- **What this task involves**
From the entries below, copy every line where the string "name" appears.

Entries from a dataset:
------------------------------

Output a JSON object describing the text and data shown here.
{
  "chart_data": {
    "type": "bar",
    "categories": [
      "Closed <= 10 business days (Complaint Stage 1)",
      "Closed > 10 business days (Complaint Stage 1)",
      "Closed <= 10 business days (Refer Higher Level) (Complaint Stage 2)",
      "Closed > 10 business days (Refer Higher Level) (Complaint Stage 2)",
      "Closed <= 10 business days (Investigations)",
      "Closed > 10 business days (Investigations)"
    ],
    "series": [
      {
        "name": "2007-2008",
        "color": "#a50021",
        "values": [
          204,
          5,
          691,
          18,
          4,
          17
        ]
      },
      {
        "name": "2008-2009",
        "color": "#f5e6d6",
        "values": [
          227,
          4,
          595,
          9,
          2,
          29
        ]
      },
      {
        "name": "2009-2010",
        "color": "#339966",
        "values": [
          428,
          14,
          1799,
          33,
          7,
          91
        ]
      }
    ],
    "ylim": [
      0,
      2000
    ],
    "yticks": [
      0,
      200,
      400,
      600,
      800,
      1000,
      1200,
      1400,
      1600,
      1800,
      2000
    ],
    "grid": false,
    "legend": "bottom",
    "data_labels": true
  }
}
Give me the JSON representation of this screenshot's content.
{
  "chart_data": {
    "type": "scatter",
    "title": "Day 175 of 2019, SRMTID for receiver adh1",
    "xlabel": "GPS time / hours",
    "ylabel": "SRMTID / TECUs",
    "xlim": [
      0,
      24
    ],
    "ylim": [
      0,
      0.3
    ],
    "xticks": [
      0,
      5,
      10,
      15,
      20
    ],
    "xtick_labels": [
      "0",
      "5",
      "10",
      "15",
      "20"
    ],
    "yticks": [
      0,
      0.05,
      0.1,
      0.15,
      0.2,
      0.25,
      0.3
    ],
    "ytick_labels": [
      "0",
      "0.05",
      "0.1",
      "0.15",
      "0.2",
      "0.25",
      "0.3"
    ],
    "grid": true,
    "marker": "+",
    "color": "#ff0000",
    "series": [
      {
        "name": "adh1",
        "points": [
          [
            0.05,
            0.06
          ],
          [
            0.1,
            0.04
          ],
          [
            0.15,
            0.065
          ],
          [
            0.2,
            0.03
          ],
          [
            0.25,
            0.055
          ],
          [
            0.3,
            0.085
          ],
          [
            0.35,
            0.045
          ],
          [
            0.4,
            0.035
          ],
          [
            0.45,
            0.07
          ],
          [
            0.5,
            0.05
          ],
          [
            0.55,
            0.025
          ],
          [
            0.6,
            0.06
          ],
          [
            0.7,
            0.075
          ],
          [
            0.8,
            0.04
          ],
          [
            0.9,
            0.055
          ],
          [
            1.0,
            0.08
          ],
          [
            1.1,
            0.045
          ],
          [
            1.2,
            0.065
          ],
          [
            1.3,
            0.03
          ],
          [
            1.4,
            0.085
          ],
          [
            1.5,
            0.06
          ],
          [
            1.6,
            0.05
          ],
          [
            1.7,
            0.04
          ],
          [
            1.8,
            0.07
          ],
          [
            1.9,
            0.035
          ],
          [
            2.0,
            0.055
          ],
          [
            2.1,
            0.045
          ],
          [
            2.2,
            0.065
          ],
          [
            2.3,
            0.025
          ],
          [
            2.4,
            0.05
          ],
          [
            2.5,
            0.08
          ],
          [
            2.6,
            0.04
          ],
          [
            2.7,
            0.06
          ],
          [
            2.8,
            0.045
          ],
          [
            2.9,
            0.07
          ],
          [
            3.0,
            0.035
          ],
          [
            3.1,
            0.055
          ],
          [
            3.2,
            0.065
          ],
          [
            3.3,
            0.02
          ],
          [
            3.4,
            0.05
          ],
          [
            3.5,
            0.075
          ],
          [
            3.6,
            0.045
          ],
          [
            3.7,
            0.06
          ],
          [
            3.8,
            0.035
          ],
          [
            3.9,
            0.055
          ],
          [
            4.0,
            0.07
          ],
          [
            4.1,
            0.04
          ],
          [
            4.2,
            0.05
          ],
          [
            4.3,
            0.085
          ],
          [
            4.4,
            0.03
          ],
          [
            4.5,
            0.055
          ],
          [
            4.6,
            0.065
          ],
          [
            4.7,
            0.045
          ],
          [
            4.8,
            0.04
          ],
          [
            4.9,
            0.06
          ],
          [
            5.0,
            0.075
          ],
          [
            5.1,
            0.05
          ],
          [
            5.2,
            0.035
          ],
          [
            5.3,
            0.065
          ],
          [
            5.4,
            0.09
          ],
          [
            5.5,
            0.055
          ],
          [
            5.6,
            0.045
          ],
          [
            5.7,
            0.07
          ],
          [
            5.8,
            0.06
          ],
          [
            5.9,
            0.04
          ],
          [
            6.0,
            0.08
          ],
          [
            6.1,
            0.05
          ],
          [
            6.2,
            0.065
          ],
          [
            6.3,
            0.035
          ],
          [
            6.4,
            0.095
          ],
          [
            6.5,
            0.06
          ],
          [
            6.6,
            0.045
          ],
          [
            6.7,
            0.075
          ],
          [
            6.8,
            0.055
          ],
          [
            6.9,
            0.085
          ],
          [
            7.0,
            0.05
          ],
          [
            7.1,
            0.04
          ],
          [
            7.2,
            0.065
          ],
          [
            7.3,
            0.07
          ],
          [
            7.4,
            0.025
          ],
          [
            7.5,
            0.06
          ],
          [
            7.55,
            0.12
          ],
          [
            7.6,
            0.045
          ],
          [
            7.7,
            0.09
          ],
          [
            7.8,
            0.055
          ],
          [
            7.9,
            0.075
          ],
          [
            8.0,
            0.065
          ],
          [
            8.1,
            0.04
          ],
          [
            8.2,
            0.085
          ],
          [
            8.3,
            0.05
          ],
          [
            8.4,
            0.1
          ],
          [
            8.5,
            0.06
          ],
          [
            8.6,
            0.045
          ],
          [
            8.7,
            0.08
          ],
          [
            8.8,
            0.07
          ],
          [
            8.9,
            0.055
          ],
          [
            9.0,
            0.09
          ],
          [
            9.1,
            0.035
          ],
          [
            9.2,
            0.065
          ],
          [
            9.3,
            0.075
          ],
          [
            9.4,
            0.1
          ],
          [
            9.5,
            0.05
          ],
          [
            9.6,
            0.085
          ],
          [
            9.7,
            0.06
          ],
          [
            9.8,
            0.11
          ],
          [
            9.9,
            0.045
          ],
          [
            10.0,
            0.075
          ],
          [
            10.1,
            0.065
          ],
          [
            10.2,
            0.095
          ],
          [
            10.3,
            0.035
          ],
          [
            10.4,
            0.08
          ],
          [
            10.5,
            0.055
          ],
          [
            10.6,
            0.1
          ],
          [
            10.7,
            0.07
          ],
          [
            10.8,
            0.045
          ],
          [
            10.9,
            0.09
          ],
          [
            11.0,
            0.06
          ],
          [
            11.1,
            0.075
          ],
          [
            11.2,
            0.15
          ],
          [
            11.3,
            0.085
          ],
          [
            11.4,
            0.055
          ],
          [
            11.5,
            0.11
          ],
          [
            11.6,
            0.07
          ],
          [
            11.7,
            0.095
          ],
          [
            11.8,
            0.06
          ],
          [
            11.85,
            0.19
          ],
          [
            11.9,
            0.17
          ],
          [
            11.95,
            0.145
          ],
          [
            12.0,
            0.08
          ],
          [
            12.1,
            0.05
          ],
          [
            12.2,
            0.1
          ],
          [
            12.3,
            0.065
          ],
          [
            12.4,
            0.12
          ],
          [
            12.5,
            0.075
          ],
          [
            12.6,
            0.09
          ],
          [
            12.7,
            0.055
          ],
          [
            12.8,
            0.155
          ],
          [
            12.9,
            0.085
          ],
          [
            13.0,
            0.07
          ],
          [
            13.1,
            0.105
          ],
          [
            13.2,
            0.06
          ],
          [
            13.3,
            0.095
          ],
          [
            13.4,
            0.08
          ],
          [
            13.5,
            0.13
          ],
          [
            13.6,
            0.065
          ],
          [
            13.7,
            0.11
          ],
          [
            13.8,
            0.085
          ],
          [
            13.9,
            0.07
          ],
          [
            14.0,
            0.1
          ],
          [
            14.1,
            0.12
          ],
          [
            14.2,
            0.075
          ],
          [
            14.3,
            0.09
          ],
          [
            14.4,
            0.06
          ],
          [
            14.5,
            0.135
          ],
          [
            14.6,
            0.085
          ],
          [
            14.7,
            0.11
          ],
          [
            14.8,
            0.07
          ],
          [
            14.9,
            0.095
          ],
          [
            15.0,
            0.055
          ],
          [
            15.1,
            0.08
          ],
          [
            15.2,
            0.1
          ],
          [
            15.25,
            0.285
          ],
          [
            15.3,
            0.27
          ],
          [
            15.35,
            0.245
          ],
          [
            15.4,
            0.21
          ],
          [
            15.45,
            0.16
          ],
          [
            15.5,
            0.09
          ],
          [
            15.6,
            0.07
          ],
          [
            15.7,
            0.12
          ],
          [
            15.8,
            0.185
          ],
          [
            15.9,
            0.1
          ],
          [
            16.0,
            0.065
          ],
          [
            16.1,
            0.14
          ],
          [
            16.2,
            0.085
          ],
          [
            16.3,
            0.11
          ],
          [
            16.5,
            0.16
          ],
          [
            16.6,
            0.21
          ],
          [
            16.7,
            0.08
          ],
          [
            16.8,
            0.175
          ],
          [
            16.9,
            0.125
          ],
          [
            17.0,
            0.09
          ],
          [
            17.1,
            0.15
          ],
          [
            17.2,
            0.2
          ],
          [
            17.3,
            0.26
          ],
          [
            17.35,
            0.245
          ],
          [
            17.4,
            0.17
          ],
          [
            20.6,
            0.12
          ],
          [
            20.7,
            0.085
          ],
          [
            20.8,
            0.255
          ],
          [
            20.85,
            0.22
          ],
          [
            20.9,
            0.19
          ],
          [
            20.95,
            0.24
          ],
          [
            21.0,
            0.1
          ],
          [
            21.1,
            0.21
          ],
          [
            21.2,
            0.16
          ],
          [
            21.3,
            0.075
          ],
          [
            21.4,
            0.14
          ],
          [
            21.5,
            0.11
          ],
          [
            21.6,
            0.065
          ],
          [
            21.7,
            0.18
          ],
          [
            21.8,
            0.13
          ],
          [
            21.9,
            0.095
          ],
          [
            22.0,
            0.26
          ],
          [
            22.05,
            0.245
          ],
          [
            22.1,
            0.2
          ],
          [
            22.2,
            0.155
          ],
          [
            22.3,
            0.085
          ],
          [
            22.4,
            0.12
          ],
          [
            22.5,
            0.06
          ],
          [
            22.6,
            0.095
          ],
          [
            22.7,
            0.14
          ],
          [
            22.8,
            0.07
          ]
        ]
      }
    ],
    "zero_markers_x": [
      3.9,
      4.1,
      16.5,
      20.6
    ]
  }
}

------------------------------

- **Written solution**
        "name": "2007-2008",
        "name": "2008-2009",
        "name": "2009-2010",
        "name": "adh1",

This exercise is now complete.